▶ **EXERCISE GOAL**
Extract exactly and only the lines from the one containing "What data populates" through the end of the entries below. Pictures should not appear in the copy.

+++++

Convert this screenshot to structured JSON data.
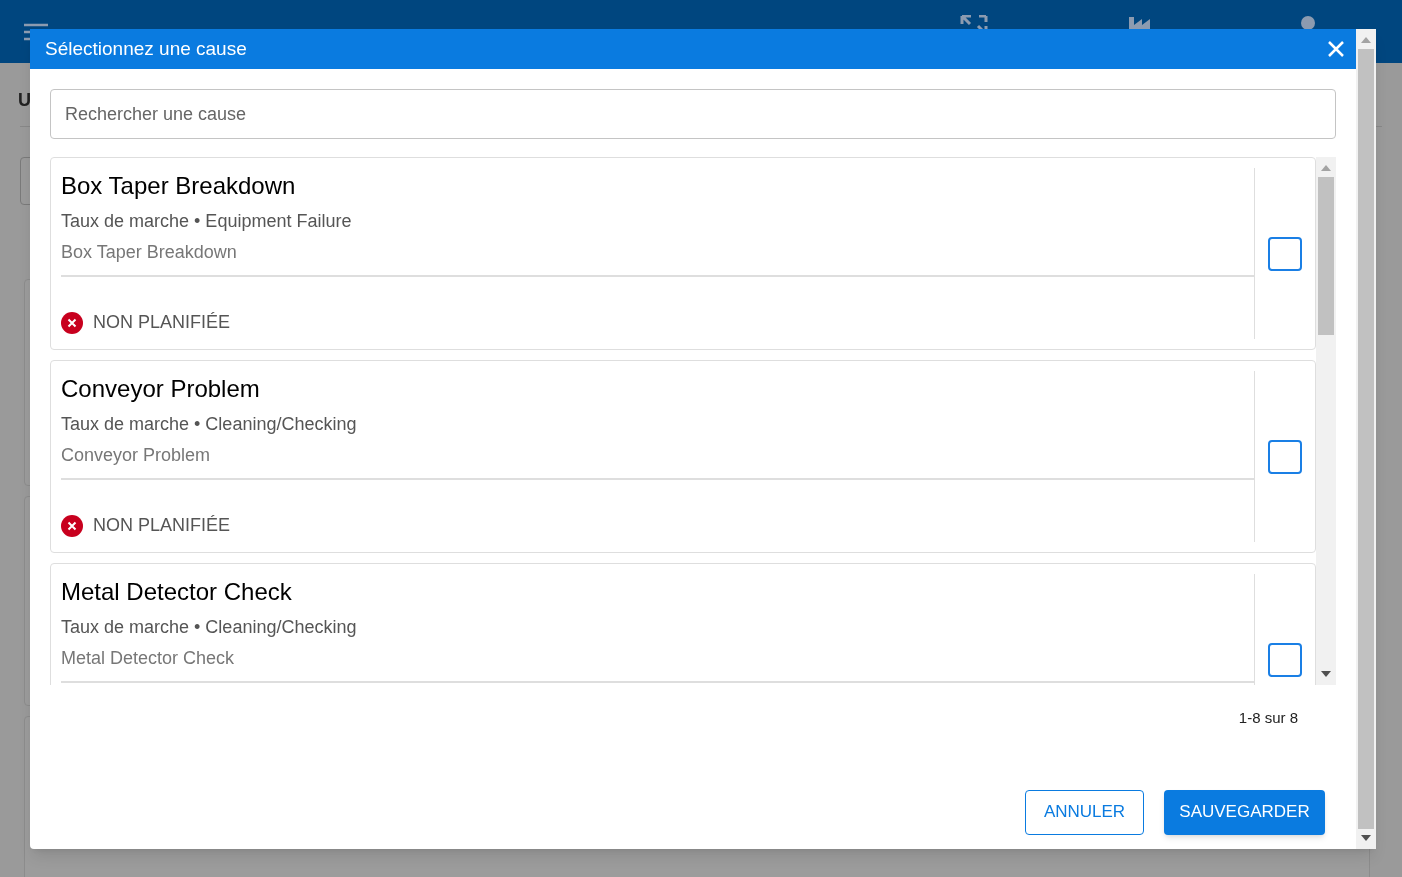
{
  "app_bar": {
    "items": [
      {
        "kind": "fullscreen"
      },
      {
        "kind": "factory"
      },
      {
        "kind": "person"
      }
    ]
  },
  "page": {
    "title": "U"
  },
  "dialog": {
    "title": "Sélectionnez une cause",
    "search": {
      "placeholder": "Rechercher une cause"
    },
    "causes": [
      {
        "title": "Box Taper Breakdown",
        "category": "Taux de marche • Equipment Failure",
        "description": "Box Taper Breakdown",
        "status": {
          "label": "NON PLANIFIÉE",
          "kind": "unplanned"
        },
        "checked": false
      },
      {
        "title": "Conveyor Problem",
        "category": "Taux de marche • Cleaning/Checking",
        "description": "Conveyor Problem",
        "status": {
          "label": "NON PLANIFIÉE",
          "kind": "unplanned"
        },
        "checked": false
      },
      {
        "title": "Metal Detector Check",
        "category": "Taux de marche • Cleaning/Checking",
        "description": "Metal Detector Check",
        "checked": false
      }
    ],
    "pagination": "1-8 sur 8",
    "buttons": [
      {
        "label": "ANNULER",
        "kind": "outlined"
      },
      {
        "label": "SAUVEGARDER",
        "kind": "contained"
      }
    ]
  }
}
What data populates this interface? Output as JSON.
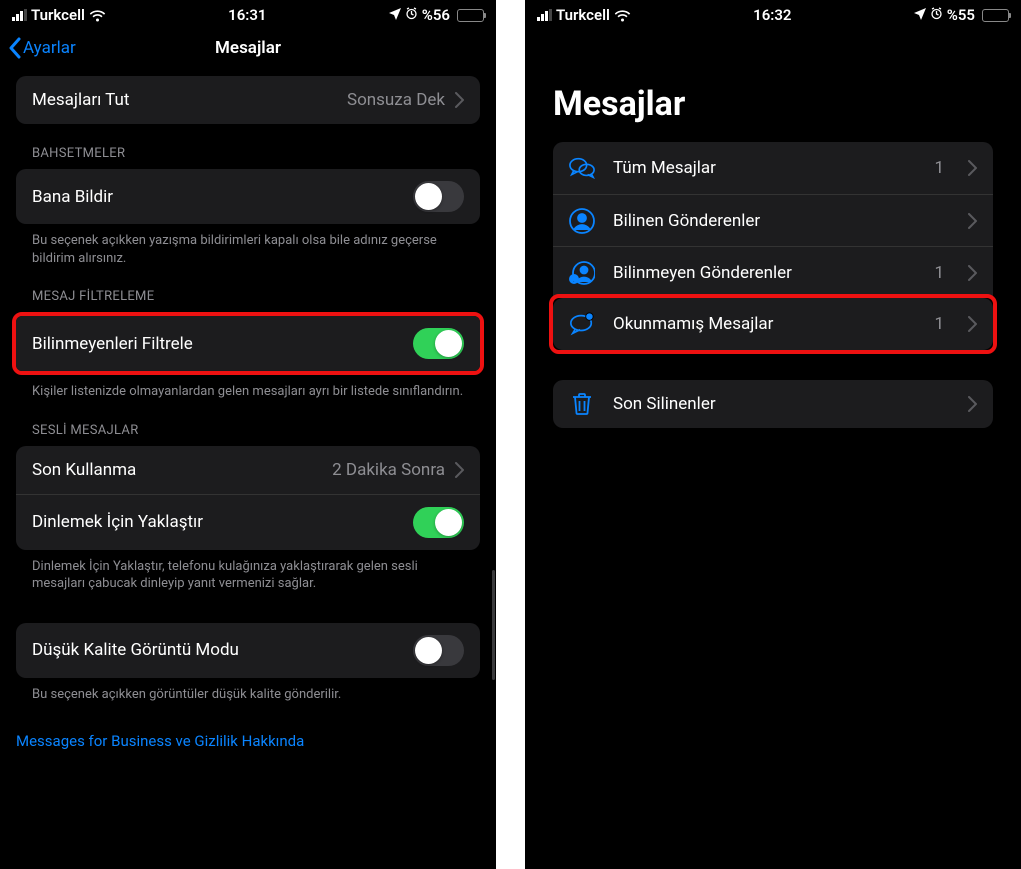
{
  "left": {
    "status": {
      "carrier": "Turkcell",
      "time": "16:31",
      "battery": "%56",
      "battery_pct": 56
    },
    "nav": {
      "back": "Ayarlar",
      "title": "Mesajlar"
    },
    "keep": {
      "label": "Mesajları Tut",
      "value": "Sonsuza Dek"
    },
    "mentions": {
      "header": "BAHSETMELER",
      "notify": "Bana Bildir",
      "footer": "Bu seçenek açıkken yazışma bildirimleri kapalı olsa bile adınız geçerse bildirim alırsınız."
    },
    "filter": {
      "header": "MESAJ FİLTRELEME",
      "label": "Bilinmeyenleri Filtrele",
      "footer": "Kişiler listenizde olmayanlardan gelen mesajları ayrı bir listede sınıflandırın."
    },
    "audio": {
      "header": "SESLİ MESAJLAR",
      "expire_label": "Son Kullanma",
      "expire_value": "2 Dakika Sonra",
      "raise_label": "Dinlemek İçin Yaklaştır",
      "footer": "Dinlemek İçin Yaklaştır, telefonu kulağınıza yaklaştırarak gelen sesli mesajları çabucak dinleyip yanıt vermenizi sağlar."
    },
    "lowq": {
      "label": "Düşük Kalite Görüntü Modu",
      "footer": "Bu seçenek açıkken görüntüler düşük kalite gönderilir."
    },
    "link": "Messages for Business ve Gizlilik Hakkında"
  },
  "right": {
    "status": {
      "carrier": "Turkcell",
      "time": "16:32",
      "battery": "%55",
      "battery_pct": 55
    },
    "title": "Mesajlar",
    "filters": {
      "all": {
        "label": "Tüm Mesajlar",
        "count": "1"
      },
      "known": {
        "label": "Bilinen Gönderenler"
      },
      "unknown": {
        "label": "Bilinmeyen Gönderenler",
        "count": "1"
      },
      "unread": {
        "label": "Okunmamış Mesajlar",
        "count": "1"
      }
    },
    "deleted": {
      "label": "Son Silinenler"
    }
  }
}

+++++

▶ **RESPONSE TO THE EXERCISE**
What data populates this interface? Output as JSON.
{
  "left": {
    "status": {
      "carrier": "Turkcell",
      "time": "16:31",
      "battery": "%56",
      "battery_pct": 56
    },
    "nav": {
      "back": "Ayarlar",
      "title": "Mesajlar"
    },
    "keep": {
      "label": "Mesajları Tut",
      "value": "Sonsuza Dek"
    },
    "mentions": {
      "header": "BAHSETMELER",
      "notify": "Bana Bildir",
      "footer": "Bu seçenek açıkken yazışma bildirimleri kapalı olsa bile adınız geçerse bildirim alırsınız."
    },
    "filter": {
      "header": "MESAJ FİLTRELEME",
      "label": "Bilinmeyenleri Filtrele",
      "footer": "Kişiler listenizde olmayanlardan gelen mesajları ayrı bir listede sınıflandırın."
    },
    "audio": {
      "header": "SESLİ MESAJLAR",
      "expire_label": "Son Kullanma",
      "expire_value": "2 Dakika Sonra",
      "raise_label": "Dinlemek İçin Yaklaştır",
      "footer": "Dinlemek İçin Yaklaştır, telefonu kulağınıza yaklaştırarak gelen sesli mesajları çabucak dinleyip yanıt vermenizi sağlar."
    },
    "lowq": {
      "label": "Düşük Kalite Görüntü Modu",
      "footer": "Bu seçenek açıkken görüntüler düşük kalite gönderilir."
    },
    "link": "Messages for Business ve Gizlilik Hakkında"
  },
  "right": {
    "status": {
      "carrier": "Turkcell",
      "time": "16:32",
      "battery": "%55",
      "battery_pct": 55
    },
    "title": "Mesajlar",
    "filters": {
      "all": {
        "label": "Tüm Mesajlar",
        "count": "1"
      },
      "known": {
        "label": "Bilinen Gönderenler"
      },
      "unknown": {
        "label": "Bilinmeyen Gönderenler",
        "count": "1"
      },
      "unread": {
        "label": "Okunmamış Mesajlar",
        "count": "1"
      }
    },
    "deleted": {
      "label": "Son Silinenler"
    }
  }
}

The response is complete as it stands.